# Directive:
Please restate the following records word for word.

# Exercise material:
= = =

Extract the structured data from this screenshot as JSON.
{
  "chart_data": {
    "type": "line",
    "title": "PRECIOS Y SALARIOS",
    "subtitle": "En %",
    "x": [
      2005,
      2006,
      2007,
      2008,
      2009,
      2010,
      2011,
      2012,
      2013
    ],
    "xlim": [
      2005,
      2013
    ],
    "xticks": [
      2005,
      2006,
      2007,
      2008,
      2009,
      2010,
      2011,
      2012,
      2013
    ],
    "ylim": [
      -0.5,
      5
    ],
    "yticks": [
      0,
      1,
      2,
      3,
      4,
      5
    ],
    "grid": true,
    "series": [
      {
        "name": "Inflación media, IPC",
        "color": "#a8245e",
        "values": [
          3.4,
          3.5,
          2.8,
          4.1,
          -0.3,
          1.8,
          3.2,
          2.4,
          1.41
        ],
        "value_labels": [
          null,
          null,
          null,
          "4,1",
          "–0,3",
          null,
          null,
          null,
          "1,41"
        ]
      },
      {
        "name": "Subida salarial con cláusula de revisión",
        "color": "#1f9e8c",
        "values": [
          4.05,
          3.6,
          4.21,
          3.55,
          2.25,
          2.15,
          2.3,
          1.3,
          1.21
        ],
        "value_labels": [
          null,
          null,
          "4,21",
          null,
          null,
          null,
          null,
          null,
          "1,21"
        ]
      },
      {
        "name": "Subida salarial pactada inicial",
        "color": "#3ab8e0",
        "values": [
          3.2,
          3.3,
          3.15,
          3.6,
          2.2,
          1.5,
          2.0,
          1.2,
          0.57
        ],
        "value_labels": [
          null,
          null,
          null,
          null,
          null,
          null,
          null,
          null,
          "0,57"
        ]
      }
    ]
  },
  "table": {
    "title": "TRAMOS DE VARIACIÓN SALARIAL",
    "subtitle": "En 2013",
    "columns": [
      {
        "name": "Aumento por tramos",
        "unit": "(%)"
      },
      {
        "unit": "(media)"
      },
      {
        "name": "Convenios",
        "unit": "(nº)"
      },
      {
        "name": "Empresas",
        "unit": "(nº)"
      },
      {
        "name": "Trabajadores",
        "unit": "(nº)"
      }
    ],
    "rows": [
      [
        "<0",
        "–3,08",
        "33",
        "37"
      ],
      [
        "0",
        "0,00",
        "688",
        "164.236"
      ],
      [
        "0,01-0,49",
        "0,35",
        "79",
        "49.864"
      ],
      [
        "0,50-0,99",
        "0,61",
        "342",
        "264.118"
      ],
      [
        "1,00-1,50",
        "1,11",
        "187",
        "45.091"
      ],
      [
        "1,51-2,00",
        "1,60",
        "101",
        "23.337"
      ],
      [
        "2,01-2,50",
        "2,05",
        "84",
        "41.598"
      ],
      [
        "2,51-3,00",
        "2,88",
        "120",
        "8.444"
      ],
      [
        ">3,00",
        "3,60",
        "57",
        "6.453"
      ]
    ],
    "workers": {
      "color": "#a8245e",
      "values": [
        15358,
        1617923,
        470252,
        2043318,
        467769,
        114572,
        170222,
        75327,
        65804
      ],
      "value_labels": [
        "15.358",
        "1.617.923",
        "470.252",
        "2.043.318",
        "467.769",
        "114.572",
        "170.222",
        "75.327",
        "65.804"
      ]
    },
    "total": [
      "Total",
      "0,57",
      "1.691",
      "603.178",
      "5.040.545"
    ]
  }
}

= = =

# Output:
Extract the structured data from this screenshot as JSON.
{
  "chart_data": {
    "type": "line",
    "title": "PRECIOS Y SALARIOS",
    "subtitle": "En %",
    "x": [
      2005,
      2006,
      2007,
      2008,
      2009,
      2010,
      2011,
      2012,
      2013
    ],
    "xlim": [
      2005,
      2013
    ],
    "xticks": [
      2005,
      2006,
      2007,
      2008,
      2009,
      2010,
      2011,
      2012,
      2013
    ],
    "ylim": [
      -0.5,
      5
    ],
    "yticks": [
      0,
      1,
      2,
      3,
      4,
      5
    ],
    "grid": true,
    "series": [
      {
        "name": "Inflación media, IPC",
        "color": "#a8245e",
        "values": [
          3.4,
          3.5,
          2.8,
          4.1,
          -0.3,
          1.8,
          3.2,
          2.4,
          1.41
        ],
        "value_labels": [
          null,
          null,
          null,
          "4,1",
          "–0,3",
          null,
          null,
          null,
          "1,41"
        ]
      },
      {
        "name": "Subida salarial con cláusula de revisión",
        "color": "#1f9e8c",
        "values": [
          4.05,
          3.6,
          4.21,
          3.55,
          2.25,
          2.15,
          2.3,
          1.3,
          1.21
        ],
        "value_labels": [
          null,
          null,
          "4,21",
          null,
          null,
          null,
          null,
          null,
          "1,21"
        ]
      },
      {
        "name": "Subida salarial pactada inicial",
        "color": "#3ab8e0",
        "values": [
          3.2,
          3.3,
          3.15,
          3.6,
          2.2,
          1.5,
          2.0,
          1.2,
          0.57
        ],
        "value_labels": [
          null,
          null,
          null,
          null,
          null,
          null,
          null,
          null,
          "0,57"
        ]
      }
    ]
  },
  "table": {
    "title": "TRAMOS DE VARIACIÓN SALARIAL",
    "subtitle": "En 2013",
    "columns": [
      {
        "name": "Aumento por tramos",
        "unit": "(%)"
      },
      {
        "unit": "(media)"
      },
      {
        "name": "Convenios",
        "unit": "(nº)"
      },
      {
        "name": "Empresas",
        "unit": "(nº)"
      },
      {
        "name": "Trabajadores",
        "unit": "(nº)"
      }
    ],
    "rows": [
      [
        "<0",
        "–3,08",
        "33",
        "37"
      ],
      [
        "0",
        "0,00",
        "688",
        "164.236"
      ],
      [
        "0,01-0,49",
        "0,35",
        "79",
        "49.864"
      ],
      [
        "0,50-0,99",
        "0,61",
        "342",
        "264.118"
      ],
      [
        "1,00-1,50",
        "1,11",
        "187",
        "45.091"
      ],
      [
        "1,51-2,00",
        "1,60",
        "101",
        "23.337"
      ],
      [
        "2,01-2,50",
        "2,05",
        "84",
        "41.598"
      ],
      [
        "2,51-3,00",
        "2,88",
        "120",
        "8.444"
      ],
      [
        ">3,00",
        "3,60",
        "57",
        "6.453"
      ]
    ],
    "workers": {
      "color": "#a8245e",
      "values": [
        15358,
        1617923,
        470252,
        2043318,
        467769,
        114572,
        170222,
        75327,
        65804
      ],
      "value_labels": [
        "15.358",
        "1.617.923",
        "470.252",
        "2.043.318",
        "467.769",
        "114.572",
        "170.222",
        "75.327",
        "65.804"
      ]
    },
    "total": [
      "Total",
      "0,57",
      "1.691",
      "603.178",
      "5.040.545"
    ]
  }
}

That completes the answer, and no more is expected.